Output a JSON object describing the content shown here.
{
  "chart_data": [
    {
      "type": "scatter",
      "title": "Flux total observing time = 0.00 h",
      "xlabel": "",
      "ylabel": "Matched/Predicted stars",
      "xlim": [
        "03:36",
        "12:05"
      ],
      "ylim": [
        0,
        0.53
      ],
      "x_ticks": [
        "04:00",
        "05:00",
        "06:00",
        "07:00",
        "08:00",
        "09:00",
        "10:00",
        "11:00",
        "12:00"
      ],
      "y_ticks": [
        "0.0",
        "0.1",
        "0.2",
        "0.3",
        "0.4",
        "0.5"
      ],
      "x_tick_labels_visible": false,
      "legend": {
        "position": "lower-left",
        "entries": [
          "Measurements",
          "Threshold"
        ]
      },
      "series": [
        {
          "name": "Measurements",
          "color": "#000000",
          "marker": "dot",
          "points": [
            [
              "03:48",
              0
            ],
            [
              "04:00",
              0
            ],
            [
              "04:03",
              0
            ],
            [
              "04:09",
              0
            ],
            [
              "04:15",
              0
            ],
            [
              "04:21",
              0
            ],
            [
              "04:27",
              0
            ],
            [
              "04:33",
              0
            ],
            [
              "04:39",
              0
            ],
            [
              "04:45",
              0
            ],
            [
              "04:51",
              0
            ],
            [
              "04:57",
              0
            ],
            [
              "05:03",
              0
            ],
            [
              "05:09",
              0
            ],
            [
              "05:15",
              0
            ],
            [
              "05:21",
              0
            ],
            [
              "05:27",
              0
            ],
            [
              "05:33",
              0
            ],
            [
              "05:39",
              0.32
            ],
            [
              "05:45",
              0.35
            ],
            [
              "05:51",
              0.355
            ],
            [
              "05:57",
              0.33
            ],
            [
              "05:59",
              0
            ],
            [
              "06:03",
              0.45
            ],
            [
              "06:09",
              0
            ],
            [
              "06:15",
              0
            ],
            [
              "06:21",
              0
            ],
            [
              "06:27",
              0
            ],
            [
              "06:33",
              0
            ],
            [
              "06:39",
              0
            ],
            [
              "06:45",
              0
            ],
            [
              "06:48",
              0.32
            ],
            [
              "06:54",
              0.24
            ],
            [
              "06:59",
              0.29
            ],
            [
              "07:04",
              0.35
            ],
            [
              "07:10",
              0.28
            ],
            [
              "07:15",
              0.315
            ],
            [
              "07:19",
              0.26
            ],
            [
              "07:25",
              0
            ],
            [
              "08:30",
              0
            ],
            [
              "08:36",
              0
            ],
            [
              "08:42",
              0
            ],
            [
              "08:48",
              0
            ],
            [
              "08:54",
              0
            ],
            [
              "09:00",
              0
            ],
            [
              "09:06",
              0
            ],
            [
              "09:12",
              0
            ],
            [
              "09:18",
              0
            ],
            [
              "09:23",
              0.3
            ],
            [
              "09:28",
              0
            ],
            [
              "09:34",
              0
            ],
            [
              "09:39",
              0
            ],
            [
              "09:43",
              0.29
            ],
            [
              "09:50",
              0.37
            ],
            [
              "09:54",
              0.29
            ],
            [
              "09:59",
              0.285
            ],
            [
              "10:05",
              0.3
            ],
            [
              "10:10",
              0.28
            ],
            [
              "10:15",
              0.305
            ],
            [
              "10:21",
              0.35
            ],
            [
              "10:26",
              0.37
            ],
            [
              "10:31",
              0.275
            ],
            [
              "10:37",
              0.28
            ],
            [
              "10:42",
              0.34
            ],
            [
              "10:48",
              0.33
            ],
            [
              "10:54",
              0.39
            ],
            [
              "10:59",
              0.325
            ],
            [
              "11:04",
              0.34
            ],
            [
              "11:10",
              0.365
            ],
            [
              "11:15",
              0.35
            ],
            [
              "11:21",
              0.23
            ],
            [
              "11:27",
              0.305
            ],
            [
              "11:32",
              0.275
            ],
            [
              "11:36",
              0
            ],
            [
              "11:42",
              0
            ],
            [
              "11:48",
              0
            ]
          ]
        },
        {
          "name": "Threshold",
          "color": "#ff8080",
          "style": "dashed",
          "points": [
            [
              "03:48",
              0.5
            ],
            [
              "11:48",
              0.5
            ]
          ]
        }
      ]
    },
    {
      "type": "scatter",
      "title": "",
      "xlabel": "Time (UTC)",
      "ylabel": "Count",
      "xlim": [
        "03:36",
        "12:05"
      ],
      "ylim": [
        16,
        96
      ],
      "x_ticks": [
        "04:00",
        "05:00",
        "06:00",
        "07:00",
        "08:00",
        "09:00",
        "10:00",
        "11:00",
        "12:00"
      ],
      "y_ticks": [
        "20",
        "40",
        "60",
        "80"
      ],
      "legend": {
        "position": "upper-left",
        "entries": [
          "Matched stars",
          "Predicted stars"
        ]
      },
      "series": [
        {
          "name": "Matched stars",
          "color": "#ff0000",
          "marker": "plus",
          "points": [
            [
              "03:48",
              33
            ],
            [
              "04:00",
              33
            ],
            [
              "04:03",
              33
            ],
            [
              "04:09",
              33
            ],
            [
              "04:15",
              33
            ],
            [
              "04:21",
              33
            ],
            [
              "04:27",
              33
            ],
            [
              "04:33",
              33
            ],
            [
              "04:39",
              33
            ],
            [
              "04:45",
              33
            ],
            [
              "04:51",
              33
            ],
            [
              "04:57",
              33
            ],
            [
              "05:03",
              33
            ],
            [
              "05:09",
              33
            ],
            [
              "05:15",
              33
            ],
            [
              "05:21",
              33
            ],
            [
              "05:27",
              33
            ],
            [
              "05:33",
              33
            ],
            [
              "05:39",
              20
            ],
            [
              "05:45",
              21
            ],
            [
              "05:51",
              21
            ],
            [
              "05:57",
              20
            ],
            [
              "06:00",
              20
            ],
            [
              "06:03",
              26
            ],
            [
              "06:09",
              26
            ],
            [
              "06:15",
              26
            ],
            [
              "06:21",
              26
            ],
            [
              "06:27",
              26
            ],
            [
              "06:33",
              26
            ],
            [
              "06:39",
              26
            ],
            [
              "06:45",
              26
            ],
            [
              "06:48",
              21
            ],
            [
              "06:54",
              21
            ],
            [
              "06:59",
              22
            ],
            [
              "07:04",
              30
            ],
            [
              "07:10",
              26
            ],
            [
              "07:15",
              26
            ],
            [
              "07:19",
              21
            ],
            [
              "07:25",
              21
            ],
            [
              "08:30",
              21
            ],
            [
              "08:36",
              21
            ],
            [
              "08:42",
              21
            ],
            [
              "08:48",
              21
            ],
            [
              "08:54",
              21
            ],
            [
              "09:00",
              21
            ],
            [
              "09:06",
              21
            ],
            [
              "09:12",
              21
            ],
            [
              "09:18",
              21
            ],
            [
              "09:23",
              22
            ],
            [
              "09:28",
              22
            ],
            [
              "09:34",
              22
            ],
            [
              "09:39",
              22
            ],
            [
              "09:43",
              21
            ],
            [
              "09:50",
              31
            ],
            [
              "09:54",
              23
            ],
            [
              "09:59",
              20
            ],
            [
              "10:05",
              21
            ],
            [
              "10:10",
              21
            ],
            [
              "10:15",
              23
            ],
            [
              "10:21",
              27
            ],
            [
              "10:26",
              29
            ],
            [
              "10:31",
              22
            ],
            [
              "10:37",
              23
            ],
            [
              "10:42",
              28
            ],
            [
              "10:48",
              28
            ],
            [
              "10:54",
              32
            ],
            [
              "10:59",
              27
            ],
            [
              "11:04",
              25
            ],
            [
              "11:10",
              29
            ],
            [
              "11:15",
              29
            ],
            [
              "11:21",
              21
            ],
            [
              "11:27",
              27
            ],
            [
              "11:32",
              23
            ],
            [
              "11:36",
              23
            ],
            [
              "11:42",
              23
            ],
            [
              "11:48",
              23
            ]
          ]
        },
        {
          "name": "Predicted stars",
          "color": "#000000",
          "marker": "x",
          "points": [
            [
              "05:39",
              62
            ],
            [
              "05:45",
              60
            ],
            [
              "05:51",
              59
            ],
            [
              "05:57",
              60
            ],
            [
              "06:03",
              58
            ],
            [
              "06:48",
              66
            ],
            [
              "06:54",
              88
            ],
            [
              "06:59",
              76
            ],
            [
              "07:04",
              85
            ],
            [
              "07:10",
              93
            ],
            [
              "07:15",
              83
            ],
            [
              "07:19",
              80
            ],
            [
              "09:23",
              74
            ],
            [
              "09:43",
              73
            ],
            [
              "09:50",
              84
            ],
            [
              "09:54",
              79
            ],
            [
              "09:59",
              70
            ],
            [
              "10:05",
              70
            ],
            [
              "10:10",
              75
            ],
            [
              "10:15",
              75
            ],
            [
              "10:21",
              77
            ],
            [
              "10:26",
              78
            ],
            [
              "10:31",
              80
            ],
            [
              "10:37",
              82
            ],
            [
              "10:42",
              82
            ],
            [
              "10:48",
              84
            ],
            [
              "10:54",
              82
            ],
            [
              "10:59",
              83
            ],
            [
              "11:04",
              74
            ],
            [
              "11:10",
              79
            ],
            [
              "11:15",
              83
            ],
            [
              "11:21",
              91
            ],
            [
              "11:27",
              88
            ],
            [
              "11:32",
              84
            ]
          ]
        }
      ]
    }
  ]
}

══════════════════════════════

## Stated goal
Copy each line of the records that contains the word "stars".

## Task answer
      "ylabel": "Matched/Predicted stars",
          "Matched stars",
          "Predicted stars"
          "name": "Matched stars",
          "name": "Predicted stars",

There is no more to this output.